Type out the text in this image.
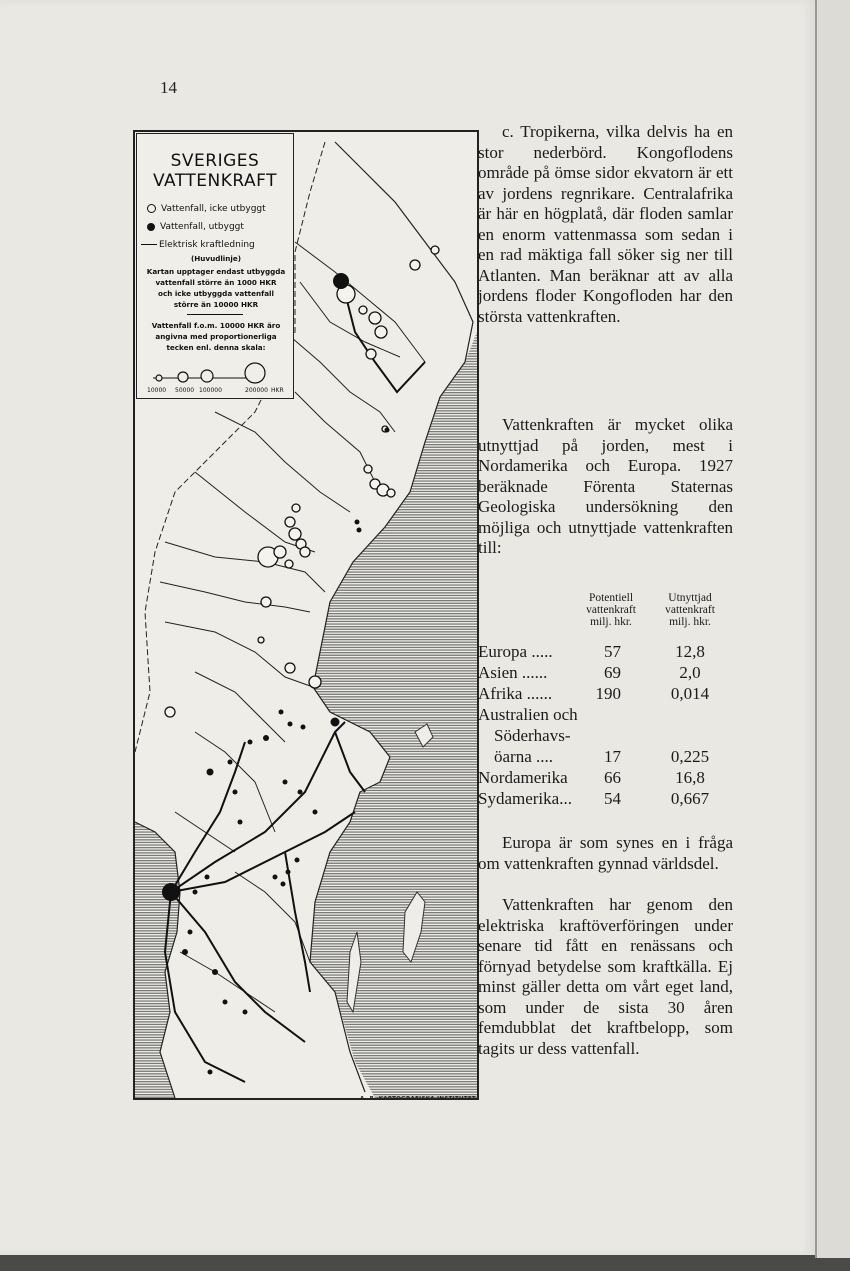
14
SVERIGES
VATTENKRAFT
Vattenfall, icke utbyggt
Vattenfall, utbyggt
Elektrisk kraftledning
(Huvudlinje)
Kartan upptager endast utbyggda
vattenfall större än 1000 HKR
och icke utbyggda vattenfall
större än 10000 HKR
Vattenfall f.o.m. 10000 HKR äro
angivna med proportionerliga
tecken enl. denna skala:
10000 50000 100000	200000 HKR
A.-B. KARTOGRAFISKA INSTITUTET

c. Tropikerna, vilka delvis ha en stor nederbörd. Kongoflodens område på ömse sidor ekvatorn är ett av jordens regnrikare. Centralafrika är här en högplatå, där floden samlar en enorm vattenmassa som sedan i en rad mäktiga fall söker sig ner till Atlanten. Man beräknar att av alla jordens floder Kongofloden har den största vattenkraften.

Vattenkraften är mycket olika utnyttjad på jorden, mest i Nordamerika och Europa. 1927 beräknade Förenta Staternas Geologiska undersökning den möjliga och utnyttjade vattenkraften till:

Potentiell
vattenkraft
milj. hkr.
Utnyttjad
vattenkraft
milj. hkr.
Europa .....	57	12,8
Asien ......	69	2,0
Afrika ......	190	0,014
Australien och
Söderhavs-
öarna ....	17	0,225
Nordamerika 66	16,8
Sydamerika... 54	0,667

Europa är som synes en i fråga om vattenkraften gynnad världsdel.

Vattenkraften har genom den elektriska kraftöverföringen under senare tid fått en renässans och förnyad betydelse som kraftkälla. Ej minst gäller detta om vårt eget land, som under de sista 30 åren femdubblat det kraftbelopp, som tagits ur dess vattenfall.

☆ ☆ ☆ ☆

> Instructions to follow:
A verbatim transcript of the material above, with images dropped, is the expected output.

> Solution below:
Type out the text in this image.
14
SVERIGES
VATTENKRAFT
Vattenfall, icke utbyggt
Vattenfall, utbyggt
Elektrisk kraftledning
(Huvudlinje)
Kartan upptager endast utbyggda
vattenfall större än 1000 HKR
och icke utbyggda vattenfall
större än 10000 HKR
Vattenfall f.o.m. 10000 HKR äro
angivna med proportionerliga
tecken enl. denna skala:
10000 50000 100000	200000 HKR
A.-B. KARTOGRAFISKA INSTITUTET

c. Tropikerna, vilka delvis ha en stor nederbörd. Kongoflodens område på ömse sidor ekvatorn är ett av jordens regnrikare. Centralafrika är här en högplatå, där floden samlar en enorm vattenmassa som sedan i en rad mäktiga fall söker sig ner till Atlanten. Man beräknar att av alla jordens floder Kongofloden har den största vattenkraften.

Vattenkraften är mycket olika utnyttjad på jorden, mest i Nordamerika och Europa. 1927 beräknade Förenta Staternas Geologiska undersökning den möjliga och utnyttjade vattenkraften till:

Potentiell
vattenkraft
milj. hkr.
Utnyttjad
vattenkraft
milj. hkr.
Europa .....	57	12,8
Asien ......	69	2,0
Afrika ......	190	0,014
Australien och
Söderhavs-
öarna ....	17	0,225
Nordamerika 66	16,8
Sydamerika... 54	0,667

Europa är som synes en i fråga om vattenkraften gynnad världsdel.

Vattenkraften har genom den elektriska kraftöverföringen under senare tid fått en renässans och förnyad betydelse som kraftkälla. Ej minst gäller detta om vårt eget land, som under de sista 30 åren femdubblat det kraftbelopp, som tagits ur dess vattenfall.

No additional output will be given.